▶ _Page extract_:
************

It’s been a hot minute since I’ve touched it, but godot is always going to have my favor. It works very well, doesn’t have any bullshit.
I just need more motivation to finish my existing project, and keep the desire for a new one at bay.
I’ve recently heard of Bevy, which is a new FOSS game engine made with Rust! I don’t know a lot about it but my gamedev friend is excited about it. He doesn’t care as much about it being FOSS (he’s using Unreal for his current game) but it’s supposed to just be good. Unreal is an absolute pain to work with.
That said, it’s still in early stages. It’s usable from what I understand, but even their quick start introduction warns about it and advises people to use Godot if they’re looking for a mature, stable engine.

************

▶ _Dataset records_:
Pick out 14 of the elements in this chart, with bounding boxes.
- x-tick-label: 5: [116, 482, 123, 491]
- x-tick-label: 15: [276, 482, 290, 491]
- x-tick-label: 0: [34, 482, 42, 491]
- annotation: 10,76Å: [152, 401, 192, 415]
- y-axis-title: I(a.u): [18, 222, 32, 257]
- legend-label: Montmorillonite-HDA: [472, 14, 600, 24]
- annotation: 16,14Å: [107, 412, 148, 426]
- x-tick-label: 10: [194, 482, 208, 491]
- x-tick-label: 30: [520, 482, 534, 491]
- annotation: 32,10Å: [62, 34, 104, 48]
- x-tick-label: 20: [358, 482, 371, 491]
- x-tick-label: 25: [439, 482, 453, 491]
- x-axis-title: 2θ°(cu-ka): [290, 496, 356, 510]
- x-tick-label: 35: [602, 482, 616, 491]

************

▶ _Questions on the material_:
1. From the game-engine comment, rewrite the passage starting with "It’s been a" and going on through "to work with.", replacing "Unreal" with "Unity".
2. Extend the game-engine comment past its final sentence.

▶ _Answers for each item_:
1.
It’s been a hot minute since I’ve touched it, but godot is always going to have my favor. It works very well, doesn’t have any bullshit.
I just need more motivation to finish my existing project, and keep the desire for a new one at bay.
I’ve recently heard of Bevy, which is a new FOSS game engine made with Rust! I don’t know a lot about it but my gamedev friend is excited about it. He doesn’t care as much about it being FOSS (he’s using Unity for his current game) but it’s supposed to just be good. Unity is an absolute pain to work with.

2.
Exciting enough for me to use on a daily basis, and I’m actively following their development progress. Not contributing, mind you. Nobody wants me of all people touching their codebase.
FreeCAD - The open source alternative to various proprietary parametric CAD and solid modelling software such as Solidworks, Fusion360, OnShape, etc. This recently passed its milestone 1.0 release at which point it could finally be considered actually broadly functional for actual real world use. Among various other widgets, I prominently used it to make this and this. Yeah, you guys know how it is.
I consider FreeCAD pretty important coming from the 3D printing hobbyist’s perspective because its the lone bulwark (well, okay, maybe also along with Blender and OpenSCAD) standing firm against the tidal wave of predatory bullshit being peddled by the commercial modelling software options, all of which at this point are genuine full-blown instruments of evil desperately trying to strangle, gatekeep, and paywall humankind’s ability to just make some goddamned shapes to 3D print.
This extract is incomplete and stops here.